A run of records
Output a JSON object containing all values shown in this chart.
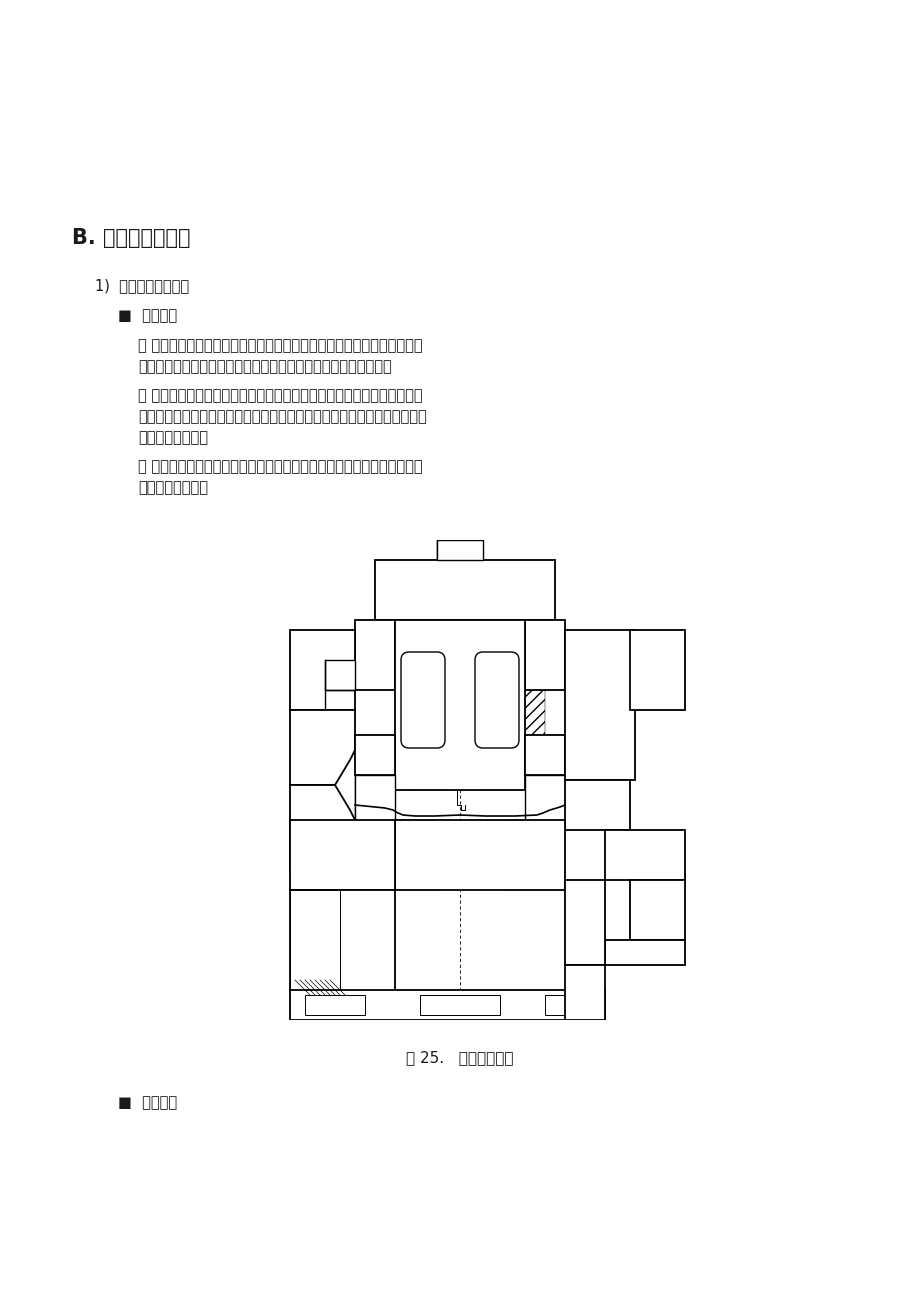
{
  "title": "B. 拉延工序的种类",
  "section1": "1)  根据压力源的分类",
  "bullet1": "■  双动拉延",
  "dash1_line1": "－ 主要使用在大型冲压板件的形态，滑块为内外的２种，外滑块固定压边",
  "dash1_line2": "　　圈，内滑块固定凸模。根据情况外滑块也有可能设置在下型。",
  "dash2_line1": "－ 因压边圈的压力大，能有一定量的力，容易成型，所以适合复杂形象的",
  "dash2_line2": "　　拉延上，但后工序要反过来投入，且有比单动式速度慢的弱点，所以现",
  "dash2_line3": "　　在还不使用。",
  "dash3_line1": "－ 因下型不动，为防止材料下塌的材料支板，或取出容易的各种装备的设",
  "dash3_line2": "　　置比较容易。",
  "fig_caption": "图 25.   双动拉延模具",
  "bullet2": "■  单动拉延",
  "bg_color": "#ffffff",
  "text_color": "#1a1a1a",
  "title_fontsize": 15,
  "body_fontsize": 10.5,
  "caption_fontsize": 11
}
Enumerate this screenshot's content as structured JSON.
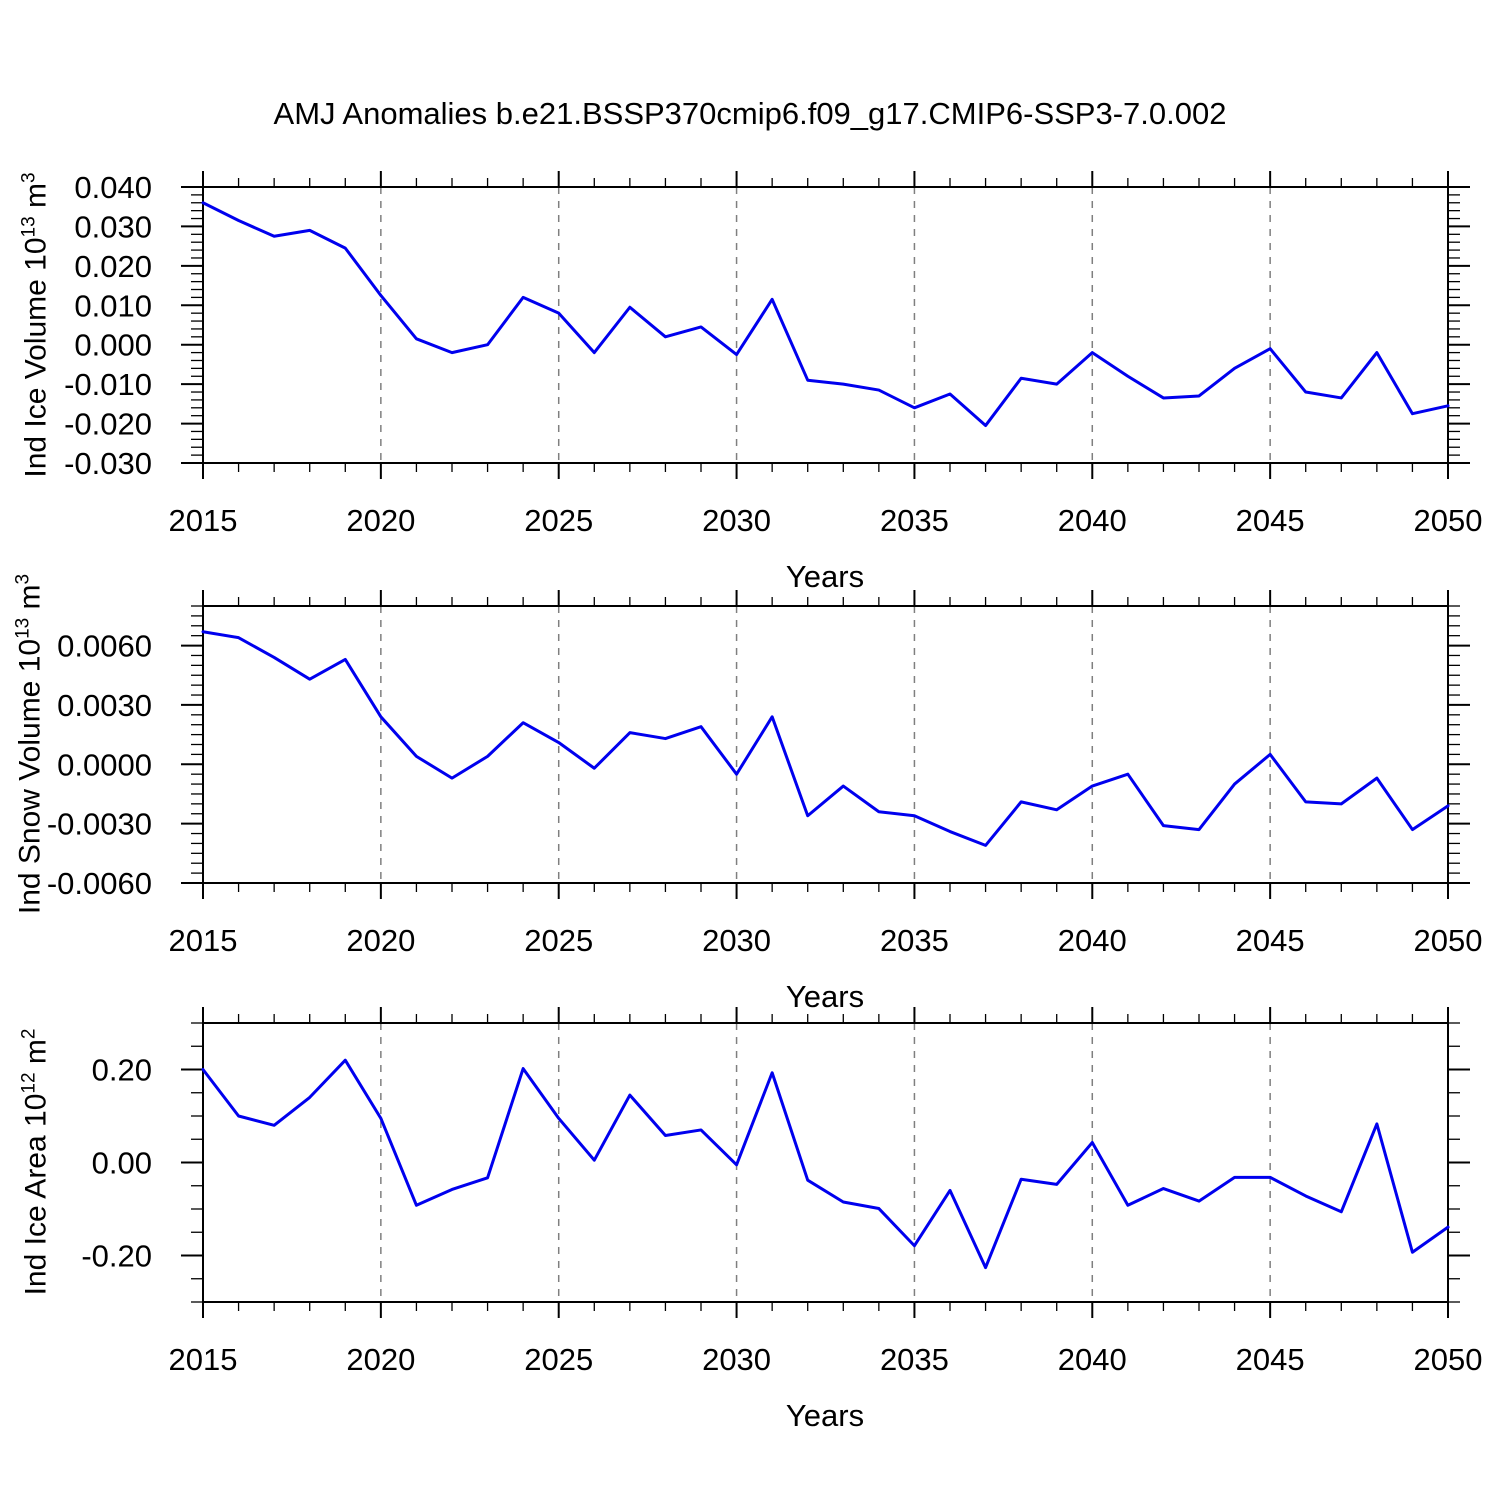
{
  "title": "AMJ Anomalies b.e21.BSSP370cmip6.f09_g17.CMIP6-SSP3-7.0.002",
  "colors": {
    "line": "#0000ee",
    "grid": "#7f7f7f",
    "axis": "#000000"
  },
  "chart_data": [
    {
      "type": "line",
      "name": "ind-ice-volume",
      "xlabel": "Years",
      "ylabel_parts": {
        "base": "Ind Ice Volume 10",
        "exp": "13",
        "unit": " m",
        "unit_exp": "3"
      },
      "xlim": [
        2015,
        2050
      ],
      "ylim": [
        -0.03,
        0.04
      ],
      "xtick_years": [
        2015,
        2020,
        2025,
        2030,
        2035,
        2040,
        2045,
        2050
      ],
      "grid_years": [
        2020,
        2025,
        2030,
        2035,
        2040,
        2045
      ],
      "ytick_values": [
        0.04,
        0.03,
        0.02,
        0.01,
        0.0,
        -0.01,
        -0.02,
        -0.03
      ],
      "ytick_labels": [
        "0.040",
        "0.030",
        "0.020",
        "0.010",
        "0.000",
        "-0.010",
        "-0.020",
        "-0.030"
      ],
      "yminor_step": 0.002,
      "legend": "none",
      "grid": "vertical-dashed",
      "x": [
        2015,
        2016,
        2017,
        2018,
        2019,
        2020,
        2021,
        2022,
        2023,
        2024,
        2025,
        2026,
        2027,
        2028,
        2029,
        2030,
        2031,
        2032,
        2033,
        2034,
        2035,
        2036,
        2037,
        2038,
        2039,
        2040,
        2041,
        2042,
        2043,
        2044,
        2045,
        2046,
        2047,
        2048,
        2049,
        2050
      ],
      "values": [
        0.036,
        0.0315,
        0.0275,
        0.029,
        0.0245,
        0.0125,
        0.0015,
        -0.002,
        0.0,
        0.012,
        0.008,
        -0.002,
        0.0095,
        0.002,
        0.0045,
        -0.0025,
        0.0115,
        -0.009,
        -0.01,
        -0.0115,
        -0.016,
        -0.0125,
        -0.0205,
        -0.0085,
        -0.01,
        -0.002,
        -0.008,
        -0.0135,
        -0.013,
        -0.006,
        -0.001,
        -0.012,
        -0.0135,
        -0.002,
        -0.0175,
        -0.0155
      ]
    },
    {
      "type": "line",
      "name": "ind-snow-volume",
      "xlabel": "Years",
      "ylabel_parts": {
        "base": "Ind Snow Volume 10",
        "exp": "13",
        "unit": " m",
        "unit_exp": "3"
      },
      "xlim": [
        2015,
        2050
      ],
      "ylim": [
        -0.006,
        0.008
      ],
      "xtick_years": [
        2015,
        2020,
        2025,
        2030,
        2035,
        2040,
        2045,
        2050
      ],
      "grid_years": [
        2020,
        2025,
        2030,
        2035,
        2040,
        2045
      ],
      "ytick_values": [
        0.006,
        0.003,
        0.0,
        -0.003,
        -0.006
      ],
      "ytick_labels": [
        "0.0060",
        "0.0030",
        "0.0000",
        "-0.0030",
        "-0.0060"
      ],
      "yminor_step": 0.0005,
      "legend": "none",
      "grid": "vertical-dashed",
      "x": [
        2015,
        2016,
        2017,
        2018,
        2019,
        2020,
        2021,
        2022,
        2023,
        2024,
        2025,
        2026,
        2027,
        2028,
        2029,
        2030,
        2031,
        2032,
        2033,
        2034,
        2035,
        2036,
        2037,
        2038,
        2039,
        2040,
        2041,
        2042,
        2043,
        2044,
        2045,
        2046,
        2047,
        2048,
        2049,
        2050
      ],
      "values": [
        0.0067,
        0.0064,
        0.0054,
        0.0043,
        0.0053,
        0.0024,
        0.0004,
        -0.0007,
        0.0004,
        0.0021,
        0.0011,
        -0.0002,
        0.0016,
        0.0013,
        0.0019,
        -0.0005,
        0.0024,
        -0.0026,
        -0.0011,
        -0.0024,
        -0.0026,
        -0.0034,
        -0.0041,
        -0.0019,
        -0.0023,
        -0.0011,
        -0.0005,
        -0.0031,
        -0.0033,
        -0.001,
        0.0005,
        -0.0019,
        -0.002,
        -0.0007,
        -0.0033,
        -0.0021
      ]
    },
    {
      "type": "line",
      "name": "ind-ice-area",
      "xlabel": "Years",
      "ylabel_parts": {
        "base": "Ind Ice Area 10",
        "exp": "12",
        "unit": " m",
        "unit_exp": "2"
      },
      "xlim": [
        2015,
        2050
      ],
      "ylim": [
        -0.3,
        0.3
      ],
      "xtick_years": [
        2015,
        2020,
        2025,
        2030,
        2035,
        2040,
        2045,
        2050
      ],
      "grid_years": [
        2020,
        2025,
        2030,
        2035,
        2040,
        2045
      ],
      "ytick_values": [
        0.2,
        0.0,
        -0.2
      ],
      "ytick_labels": [
        "0.20",
        "0.00",
        "-0.20"
      ],
      "yminor_step": 0.05,
      "legend": "none",
      "grid": "vertical-dashed",
      "x": [
        2015,
        2016,
        2017,
        2018,
        2019,
        2020,
        2021,
        2022,
        2023,
        2024,
        2025,
        2026,
        2027,
        2028,
        2029,
        2030,
        2031,
        2032,
        2033,
        2034,
        2035,
        2036,
        2037,
        2038,
        2039,
        2040,
        2041,
        2042,
        2043,
        2044,
        2045,
        2046,
        2047,
        2048,
        2049,
        2050
      ],
      "values": [
        0.2,
        0.1,
        0.08,
        0.14,
        0.22,
        0.095,
        -0.092,
        -0.058,
        -0.033,
        0.202,
        0.095,
        0.005,
        0.145,
        0.058,
        0.07,
        -0.005,
        0.193,
        -0.038,
        -0.085,
        -0.099,
        -0.179,
        -0.06,
        -0.226,
        -0.036,
        -0.047,
        0.043,
        -0.092,
        -0.056,
        -0.083,
        -0.032,
        -0.032,
        -0.072,
        -0.106,
        0.083,
        -0.193,
        -0.139
      ]
    }
  ]
}
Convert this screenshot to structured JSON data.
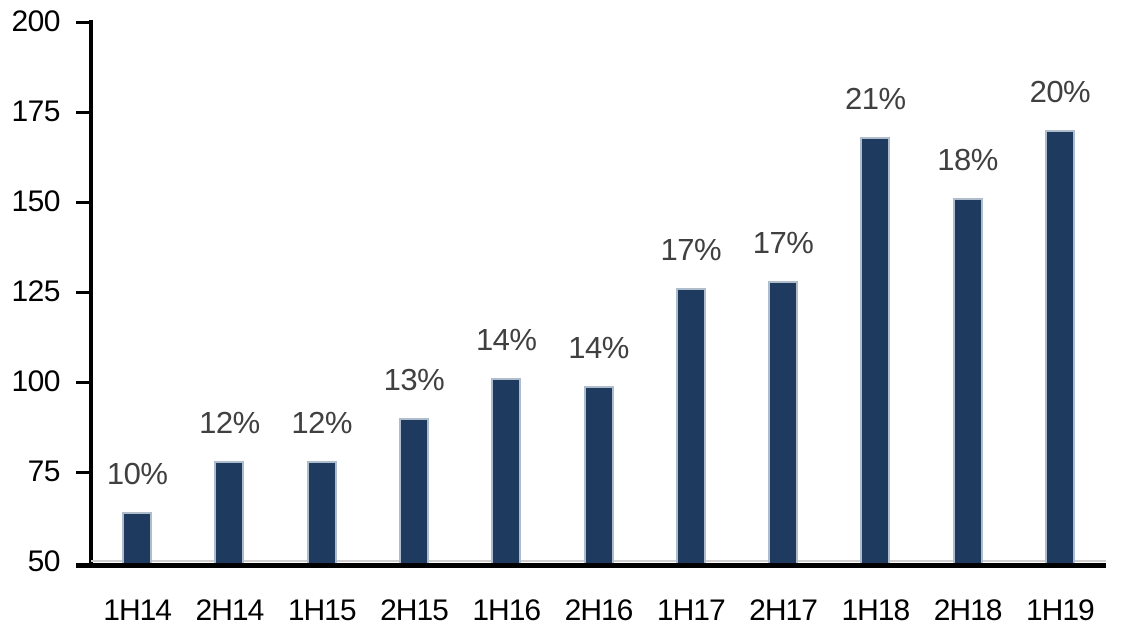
{
  "chart_data": {
    "type": "bar",
    "categories": [
      "1H14",
      "2H14",
      "1H15",
      "2H15",
      "1H16",
      "2H16",
      "1H17",
      "2H17",
      "1H18",
      "2H18",
      "1H19"
    ],
    "values": [
      64,
      78,
      78,
      90,
      101,
      99,
      126,
      128,
      168,
      151,
      170
    ],
    "bar_labels": [
      "10%",
      "12%",
      "12%",
      "13%",
      "14%",
      "14%",
      "17%",
      "17%",
      "21%",
      "18%",
      "20%"
    ],
    "yticks": [
      50,
      75,
      100,
      125,
      150,
      175,
      200
    ],
    "ylim": [
      50,
      200
    ],
    "title": "",
    "xlabel": "",
    "ylabel": "",
    "grid": "off",
    "legend": "none",
    "colors": {
      "bar_fill": "#1F3A5F",
      "bar_border": "#AFBCCC",
      "data_label": "#404040",
      "axis_text": "#000000",
      "axis_line": "#000000",
      "baseline_gray_line": "#D0CECE",
      "background": "#FFFFFF"
    }
  }
}
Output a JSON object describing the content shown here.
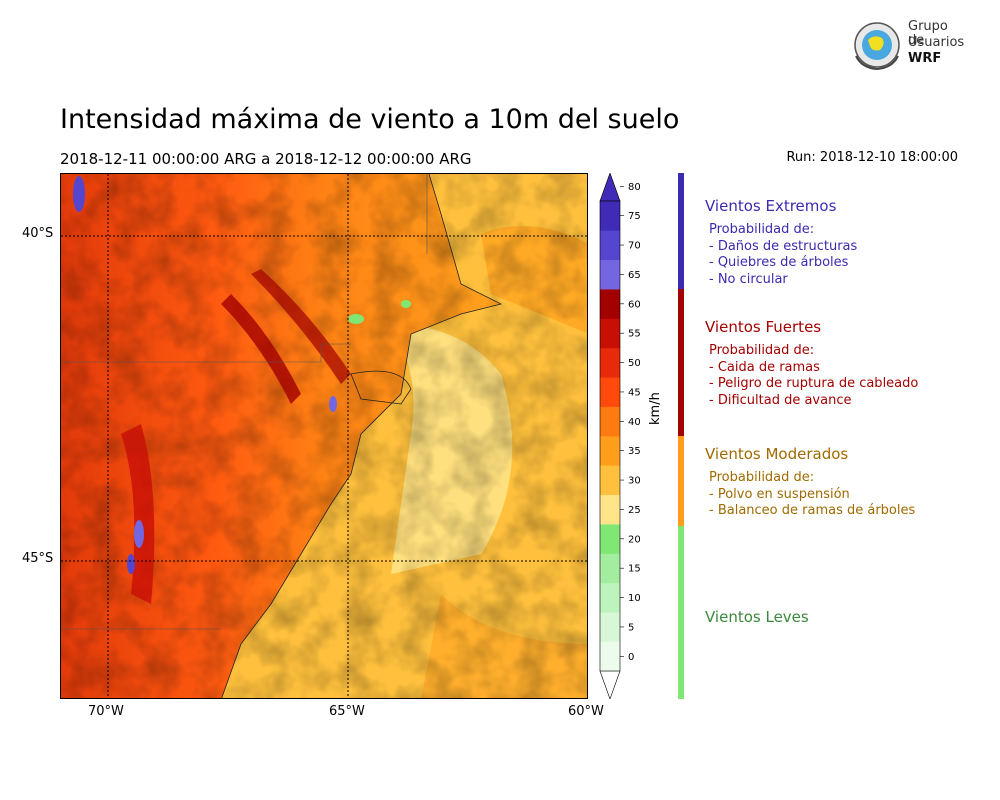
{
  "logo": {
    "line1": "Grupo de",
    "line2": "Usuarios",
    "line3": "WRF"
  },
  "title": "Intensidad máxima de viento a 10m del suelo",
  "period": "2018-12-11 00:00:00 ARG  a  2018-12-12 00:00:00 ARG",
  "run": "Run: 2018-12-10 18:00:00",
  "map": {
    "lat_ticks": [
      {
        "label": "40°S",
        "lat": -40
      },
      {
        "label": "45°S",
        "lat": -45
      }
    ],
    "lon_ticks": [
      {
        "label": "70°W",
        "lon": -70
      },
      {
        "label": "65°W",
        "lon": -65
      },
      {
        "label": "60°W",
        "lon": -60
      }
    ],
    "extent": {
      "lon_min": -71,
      "lon_max": -60,
      "lat_min": -47,
      "lat_max": -39
    }
  },
  "colorbar": {
    "unit": "km/h",
    "levels": [
      0,
      5,
      10,
      15,
      20,
      25,
      30,
      35,
      40,
      45,
      50,
      55,
      60,
      65,
      70,
      75,
      80
    ],
    "colors": [
      "#edfbed",
      "#d7f7d7",
      "#bdf3bd",
      "#a2ee9e",
      "#80e775",
      "#ffe58a",
      "#ffc13d",
      "#ff9e1b",
      "#ff7a10",
      "#ff4a0b",
      "#e62a0a",
      "#c80f06",
      "#a30000",
      "#7366e0",
      "#5546cf",
      "#3f2bb5"
    ]
  },
  "categories": [
    {
      "name": "Vientos Extremos",
      "color": "#3b2bb0",
      "lines": [
        "Probabilidad de:",
        "- Daños de estructuras",
        "- Quiebres de árboles",
        "- No circular"
      ]
    },
    {
      "name": "Vientos Fuertes",
      "color": "#a30000",
      "lines": [
        "Probabilidad de:",
        "- Caida de ramas",
        "- Peligro de ruptura de cableado",
        "- Dificultad de avance"
      ]
    },
    {
      "name": "Vientos Moderados",
      "color": "#ff9e1b",
      "text_color": "#a06a00",
      "lines": [
        "Probabilidad de:",
        "- Polvo en suspensión",
        "- Balanceo de ramas de árboles"
      ]
    },
    {
      "name": "Vientos Leves",
      "color": "#80e775",
      "text_color": "#3a8a3a",
      "lines": []
    }
  ]
}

### Task brief
Note every line above where the string "shown" shows up, and copy those lines.

### Reply
Output a JSON object containing all values shown in this chart.
Output a JSON object describing the content shown here.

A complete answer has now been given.